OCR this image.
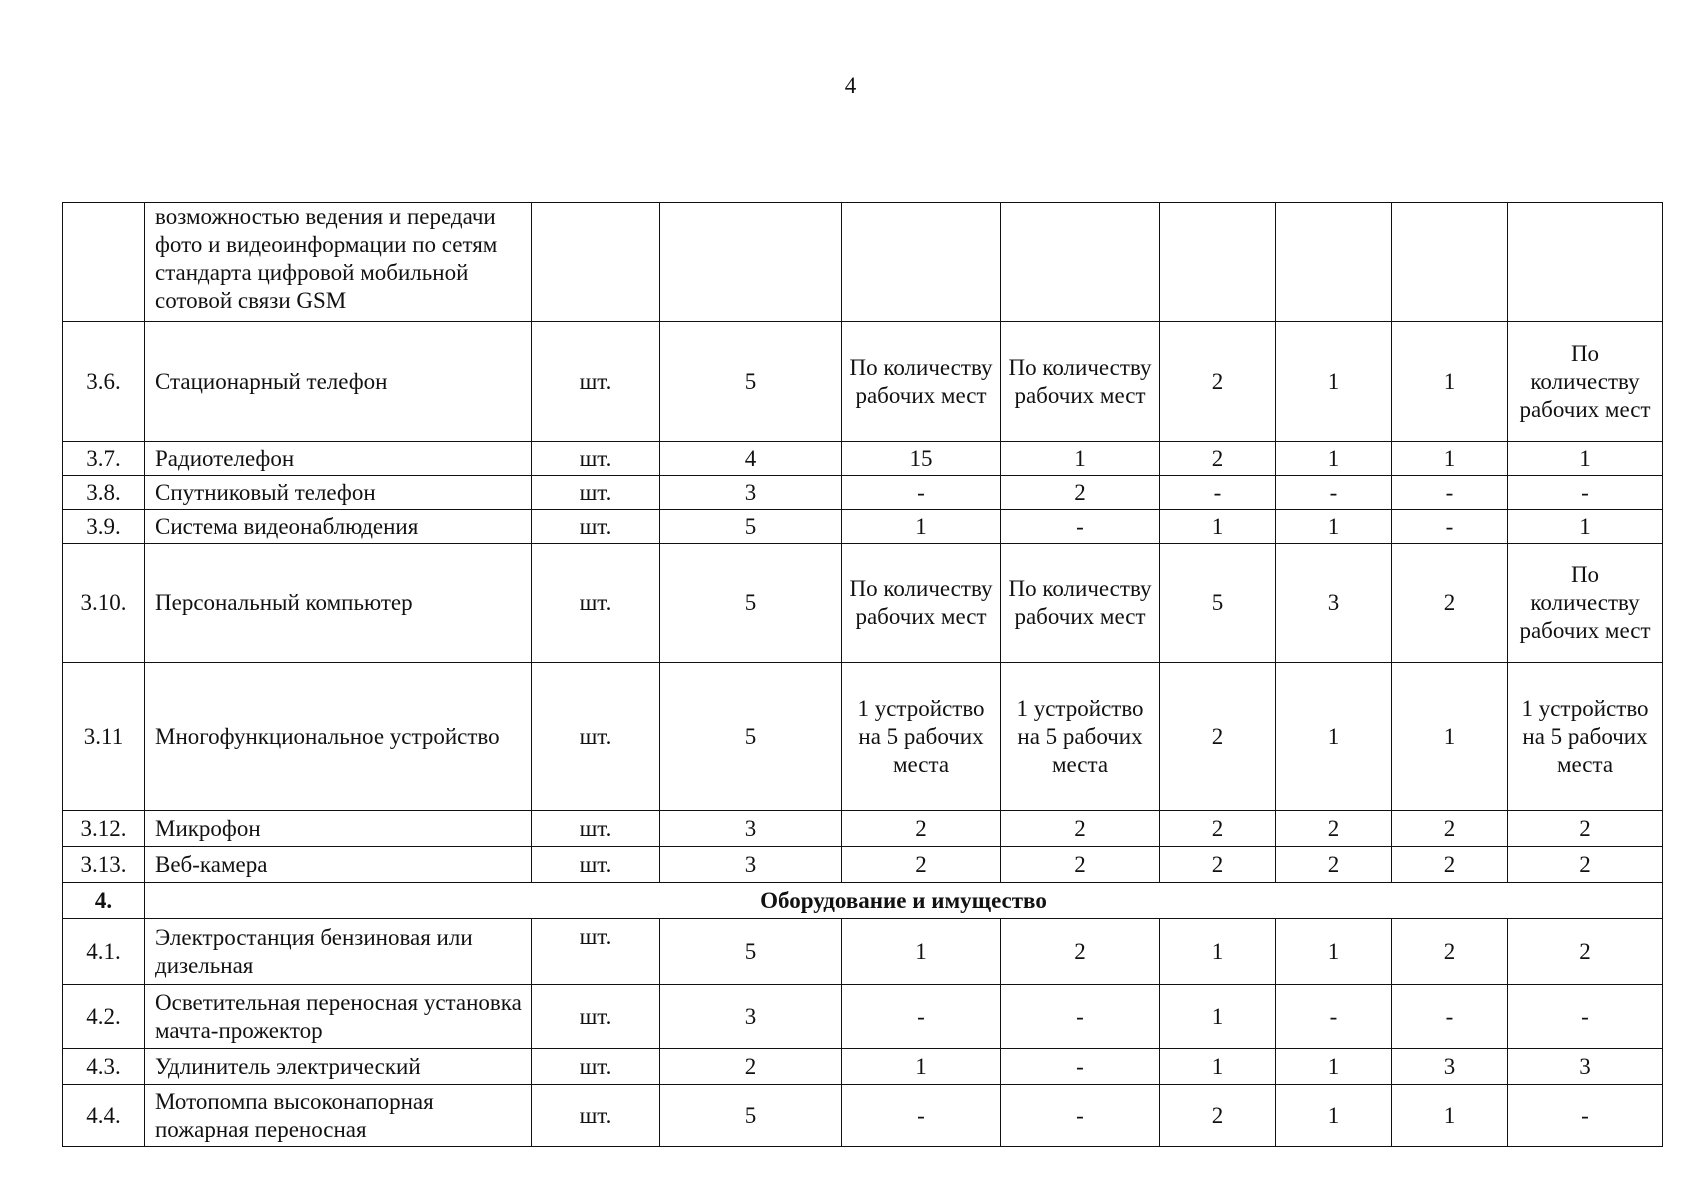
4
	возможностью ведения и передачи фото и видеоинформации по сетям стандарта цифровой мобильной сотовой связи GSM								
3.6.	Стационарный телефон	шт.	5	По количеству рабочих мест	По количеству рабочих мест	2	1	1	По количеству рабочих мест
3.7.	Радиотелефон	шт.	4	15	1	2	1	1	1
3.8.	Спутниковый телефон	шт.	3	-	2	-	-	-	-
3.9.	Система видеонаблюдения	шт.	5	1	-	1	1	-	1
3.10.	Персональный компьютер	шт.	5	По количеству рабочих мест	По количеству рабочих мест	5	3	2	По количеству рабочих мест
3.11	Многофункциональное устройство	шт.	5	1 устройство на 5 рабочих места	1 устройство на 5 рабочих места	2	1	1	1 устройство на 5 рабочих места
3.12.	Микрофон	шт.	3	2	2	2	2	2	2
3.13.	Веб-камера	шт.	3	2	2	2	2	2	2
4.	Оборудование и имущество								
4.1.	Электростанция бензиновая или дизельная	шт.	5	1	2	1	1	2	2
4.2.	Осветительная переносная установка мачта-прожектор	шт.	3	-	-	1	-	-	-
4.3.	Удлинитель электрический	шт.	2	1	-	1	1	3	3
4.4.	Мотопомпа высоконапорная пожарная переносная	шт.	5	-	-	2	1	1	-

===============

Select the lines that carry the string "количеству" and copy them.

## Full output
3.6.	Стационарный телефон	шт.	5	По количеству рабочих мест	По количеству рабочих мест	2	1	1	По количеству рабочих мест
3.10.	Персональный компьютер	шт.	5	По количеству рабочих мест	По количеству рабочих мест	5	3	2	По количеству рабочих мест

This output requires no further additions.